— begin Stored data —

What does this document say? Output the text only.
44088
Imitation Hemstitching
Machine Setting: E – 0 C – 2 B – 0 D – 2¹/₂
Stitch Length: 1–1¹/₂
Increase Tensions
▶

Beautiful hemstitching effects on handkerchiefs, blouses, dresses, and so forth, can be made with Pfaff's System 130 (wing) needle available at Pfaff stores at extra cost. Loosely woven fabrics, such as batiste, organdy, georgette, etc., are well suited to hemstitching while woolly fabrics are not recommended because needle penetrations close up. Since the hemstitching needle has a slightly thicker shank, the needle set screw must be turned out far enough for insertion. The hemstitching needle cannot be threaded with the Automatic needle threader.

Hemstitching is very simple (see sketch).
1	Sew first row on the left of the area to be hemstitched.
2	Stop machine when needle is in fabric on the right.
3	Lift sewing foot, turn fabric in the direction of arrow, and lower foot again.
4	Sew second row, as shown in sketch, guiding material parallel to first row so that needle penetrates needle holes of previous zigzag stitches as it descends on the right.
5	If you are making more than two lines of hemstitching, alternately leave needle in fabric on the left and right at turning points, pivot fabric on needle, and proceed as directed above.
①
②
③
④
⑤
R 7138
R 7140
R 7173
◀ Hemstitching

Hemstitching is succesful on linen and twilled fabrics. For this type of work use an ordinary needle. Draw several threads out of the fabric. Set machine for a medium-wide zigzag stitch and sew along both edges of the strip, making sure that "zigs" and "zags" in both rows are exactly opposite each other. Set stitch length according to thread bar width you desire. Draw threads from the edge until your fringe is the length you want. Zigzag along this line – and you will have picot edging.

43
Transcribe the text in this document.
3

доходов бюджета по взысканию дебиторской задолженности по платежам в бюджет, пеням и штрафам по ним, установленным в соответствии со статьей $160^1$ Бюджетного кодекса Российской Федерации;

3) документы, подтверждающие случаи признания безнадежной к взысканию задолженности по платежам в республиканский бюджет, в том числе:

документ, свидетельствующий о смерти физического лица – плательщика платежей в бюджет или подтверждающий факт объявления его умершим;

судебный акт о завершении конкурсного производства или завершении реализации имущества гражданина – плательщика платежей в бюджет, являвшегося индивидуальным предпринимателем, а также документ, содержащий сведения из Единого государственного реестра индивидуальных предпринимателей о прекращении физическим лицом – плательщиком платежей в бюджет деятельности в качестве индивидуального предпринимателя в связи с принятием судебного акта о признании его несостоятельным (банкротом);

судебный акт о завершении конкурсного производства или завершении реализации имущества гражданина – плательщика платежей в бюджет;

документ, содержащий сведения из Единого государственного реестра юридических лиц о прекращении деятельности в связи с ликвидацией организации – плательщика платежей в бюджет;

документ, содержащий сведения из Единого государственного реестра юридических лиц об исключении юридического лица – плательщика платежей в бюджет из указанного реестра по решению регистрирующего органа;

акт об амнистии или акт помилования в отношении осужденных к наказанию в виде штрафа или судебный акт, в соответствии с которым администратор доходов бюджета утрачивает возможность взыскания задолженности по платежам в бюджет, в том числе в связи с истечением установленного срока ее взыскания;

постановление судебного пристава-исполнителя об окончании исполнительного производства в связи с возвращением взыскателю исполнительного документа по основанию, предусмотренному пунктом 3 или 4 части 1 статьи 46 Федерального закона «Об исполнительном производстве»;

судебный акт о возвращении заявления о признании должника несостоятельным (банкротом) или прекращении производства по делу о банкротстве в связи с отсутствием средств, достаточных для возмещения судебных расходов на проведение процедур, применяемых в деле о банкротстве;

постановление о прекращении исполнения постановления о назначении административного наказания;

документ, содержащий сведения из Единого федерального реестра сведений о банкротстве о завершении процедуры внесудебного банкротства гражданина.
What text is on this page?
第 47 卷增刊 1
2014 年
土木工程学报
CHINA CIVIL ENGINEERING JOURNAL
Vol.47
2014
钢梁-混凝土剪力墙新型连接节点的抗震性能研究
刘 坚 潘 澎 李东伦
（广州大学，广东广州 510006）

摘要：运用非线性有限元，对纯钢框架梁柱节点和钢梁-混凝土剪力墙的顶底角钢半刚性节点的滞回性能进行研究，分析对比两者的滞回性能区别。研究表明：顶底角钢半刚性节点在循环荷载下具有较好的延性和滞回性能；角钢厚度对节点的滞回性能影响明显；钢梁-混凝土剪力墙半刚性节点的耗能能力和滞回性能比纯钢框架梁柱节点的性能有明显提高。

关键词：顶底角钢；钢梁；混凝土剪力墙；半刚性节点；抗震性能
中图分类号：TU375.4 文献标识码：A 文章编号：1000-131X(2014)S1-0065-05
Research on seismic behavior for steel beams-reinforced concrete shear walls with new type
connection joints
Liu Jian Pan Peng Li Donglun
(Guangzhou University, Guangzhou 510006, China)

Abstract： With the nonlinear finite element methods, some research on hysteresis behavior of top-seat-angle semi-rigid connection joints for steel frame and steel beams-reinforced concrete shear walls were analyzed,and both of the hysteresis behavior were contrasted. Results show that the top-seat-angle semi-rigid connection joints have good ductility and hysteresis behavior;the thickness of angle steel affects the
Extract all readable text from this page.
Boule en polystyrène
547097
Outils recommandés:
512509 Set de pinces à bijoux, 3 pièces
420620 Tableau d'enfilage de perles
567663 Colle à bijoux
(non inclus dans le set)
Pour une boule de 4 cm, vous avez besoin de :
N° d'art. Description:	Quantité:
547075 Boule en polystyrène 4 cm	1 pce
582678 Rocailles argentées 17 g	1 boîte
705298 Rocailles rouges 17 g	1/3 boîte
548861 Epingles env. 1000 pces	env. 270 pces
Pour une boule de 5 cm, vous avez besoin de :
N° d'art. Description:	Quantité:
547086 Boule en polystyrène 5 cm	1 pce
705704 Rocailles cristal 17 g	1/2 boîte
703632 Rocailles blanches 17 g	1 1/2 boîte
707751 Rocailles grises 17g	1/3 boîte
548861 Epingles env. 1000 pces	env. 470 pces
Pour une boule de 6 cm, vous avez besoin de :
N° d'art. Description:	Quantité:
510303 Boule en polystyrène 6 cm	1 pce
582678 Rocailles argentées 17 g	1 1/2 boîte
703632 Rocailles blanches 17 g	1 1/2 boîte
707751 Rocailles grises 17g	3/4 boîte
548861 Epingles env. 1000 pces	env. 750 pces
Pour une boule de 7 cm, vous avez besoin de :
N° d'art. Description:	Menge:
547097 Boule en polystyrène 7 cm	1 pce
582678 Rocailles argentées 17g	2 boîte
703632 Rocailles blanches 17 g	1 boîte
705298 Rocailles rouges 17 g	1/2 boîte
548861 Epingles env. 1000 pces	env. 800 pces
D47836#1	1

— end Stored data —

Faithfully transcribe the whole of the data.

Correct result:
What does this document say? Output the text only.
44088
Imitation Hemstitching
Machine Setting: E – 0 C – 2 B – 0 D – 2¹/₂
Stitch Length: 1–1¹/₂
Increase Tensions
▶

Beautiful hemstitching effects on handkerchiefs, blouses, dresses, and so forth, can be made with Pfaff's System 130 (wing) needle available at Pfaff stores at extra cost. Loosely woven fabrics, such as batiste, organdy, georgette, etc., are well suited to hemstitching while woolly fabrics are not recommended because needle penetrations close up. Since the hemstitching needle has a slightly thicker shank, the needle set screw must be turned out far enough for insertion. The hemstitching needle cannot be threaded with the Automatic needle threader.

Hemstitching is very simple (see sketch).
1	Sew first row on the left of the area to be hemstitched.
2	Stop machine when needle is in fabric on the right.
3	Lift sewing foot, turn fabric in the direction of arrow, and lower foot again.
4	Sew second row, as shown in sketch, guiding material parallel to first row so that needle penetrates needle holes of previous zigzag stitches as it descends on the right.
5	If you are making more than two lines of hemstitching, alternately leave needle in fabric on the left and right at turning points, pivot fabric on needle, and proceed as directed above.
①
②
③
④
⑤
R 7138
R 7140
R 7173
◀ Hemstitching

Hemstitching is succesful on linen and twilled fabrics. For this type of work use an ordinary needle. Draw several threads out of the fabric. Set machine for a medium-wide zigzag stitch and sew along both edges of the strip, making sure that "zigs" and "zags" in both rows are exactly opposite each other. Set stitch length according to thread bar width you desire. Draw threads from the edge until your fringe is the length you want. Zigzag along this line – and you will have picot edging.

43
Transcribe the text in this document.
3

доходов бюджета по взысканию дебиторской задолженности по платежам в бюджет, пеням и штрафам по ним, установленным в соответствии со статьей $160^1$ Бюджетного кодекса Российской Федерации;

3) документы, подтверждающие случаи признания безнадежной к взысканию задолженности по платежам в республиканский бюджет, в том числе:

документ, свидетельствующий о смерти физического лица – плательщика платежей в бюджет или подтверждающий факт объявления его умершим;

судебный акт о завершении конкурсного производства или завершении реализации имущества гражданина – плательщика платежей в бюджет, являвшегося индивидуальным предпринимателем, а также документ, содержащий сведения из Единого государственного реестра индивидуальных предпринимателей о прекращении физическим лицом – плательщиком платежей в бюджет деятельности в качестве индивидуального предпринимателя в связи с принятием судебного акта о признании его несостоятельным (банкротом);

судебный акт о завершении конкурсного производства или завершении реализации имущества гражданина – плательщика платежей в бюджет;

документ, содержащий сведения из Единого государственного реестра юридических лиц о прекращении деятельности в связи с ликвидацией организации – плательщика платежей в бюджет;

документ, содержащий сведения из Единого государственного реестра юридических лиц об исключении юридического лица – плательщика платежей в бюджет из указанного реестра по решению регистрирующего органа;

акт об амнистии или акт помилования в отношении осужденных к наказанию в виде штрафа или судебный акт, в соответствии с которым администратор доходов бюджета утрачивает возможность взыскания задолженности по платежам в бюджет, в том числе в связи с истечением установленного срока ее взыскания;

постановление судебного пристава-исполнителя об окончании исполнительного производства в связи с возвращением взыскателю исполнительного документа по основанию, предусмотренному пунктом 3 или 4 части 1 статьи 46 Федерального закона «Об исполнительном производстве»;

судебный акт о возвращении заявления о признании должника несостоятельным (банкротом) или прекращении производства по делу о банкротстве в связи с отсутствием средств, достаточных для возмещения судебных расходов на проведение процедур, применяемых в деле о банкротстве;

постановление о прекращении исполнения постановления о назначении административного наказания;

документ, содержащий сведения из Единого федерального реестра сведений о банкротстве о завершении процедуры внесудебного банкротства гражданина.
What text is on this page?
第 47 卷增刊 1
2014 年
土木工程学报
CHINA CIVIL ENGINEERING JOURNAL
Vol.47
2014
钢梁-混凝土剪力墙新型连接节点的抗震性能研究
刘 坚 潘 澎 李东伦
（广州大学，广东广州 510006）

摘要：运用非线性有限元，对纯钢框架梁柱节点和钢梁-混凝土剪力墙的顶底角钢半刚性节点的滞回性能进行研究，分析对比两者的滞回性能区别。研究表明：顶底角钢半刚性节点在循环荷载下具有较好的延性和滞回性能；角钢厚度对节点的滞回性能影响明显；钢梁-混凝土剪力墙半刚性节点的耗能能力和滞回性能比纯钢框架梁柱节点的性能有明显提高。

关键词：顶底角钢；钢梁；混凝土剪力墙；半刚性节点；抗震性能
中图分类号：TU375.4 文献标识码：A 文章编号：1000-131X(2014)S1-0065-05
Research on seismic behavior for steel beams-reinforced concrete shear walls with new type
connection joints
Liu Jian Pan Peng Li Donglun
(Guangzhou University, Guangzhou 510006, China)

Abstract： With the nonlinear finite element methods, some research on hysteresis behavior of top-seat-angle semi-rigid connection joints for steel frame and steel beams-reinforced concrete shear walls were analyzed,and both of the hysteresis behavior were contrasted. Results show that the top-seat-angle semi-rigid connection joints have good ductility and hysteresis behavior;the thickness of angle steel affects the
Extract all readable text from this page.
Boule en polystyrène
547097
Outils recommandés:
512509 Set de pinces à bijoux, 3 pièces
420620 Tableau d'enfilage de perles
567663 Colle à bijoux
(non inclus dans le set)
Pour une boule de 4 cm, vous avez besoin de :
N° d'art. Description:	Quantité:
547075 Boule en polystyrène 4 cm	1 pce
582678 Rocailles argentées 17 g	1 boîte
705298 Rocailles rouges 17 g	1/3 boîte
548861 Epingles env. 1000 pces	env. 270 pces
Pour une boule de 5 cm, vous avez besoin de :
N° d'art. Description:	Quantité:
547086 Boule en polystyrène 5 cm	1 pce
705704 Rocailles cristal 17 g	1/2 boîte
703632 Rocailles blanches 17 g	1 1/2 boîte
707751 Rocailles grises 17g	1/3 boîte
548861 Epingles env. 1000 pces	env. 470 pces
Pour une boule de 6 cm, vous avez besoin de :
N° d'art. Description:	Quantité:
510303 Boule en polystyrène 6 cm	1 pce
582678 Rocailles argentées 17 g	1 1/2 boîte
703632 Rocailles blanches 17 g	1 1/2 boîte
707751 Rocailles grises 17g	3/4 boîte
548861 Epingles env. 1000 pces	env. 750 pces
Pour une boule de 7 cm, vous avez besoin de :
N° d'art. Description:	Menge:
547097 Boule en polystyrène 7 cm	1 pce
582678 Rocailles argentées 17g	2 boîte
703632 Rocailles blanches 17 g	1 boîte
705298 Rocailles rouges 17 g	1/2 boîte
548861 Epingles env. 1000 pces	env. 800 pces
D47836#1	1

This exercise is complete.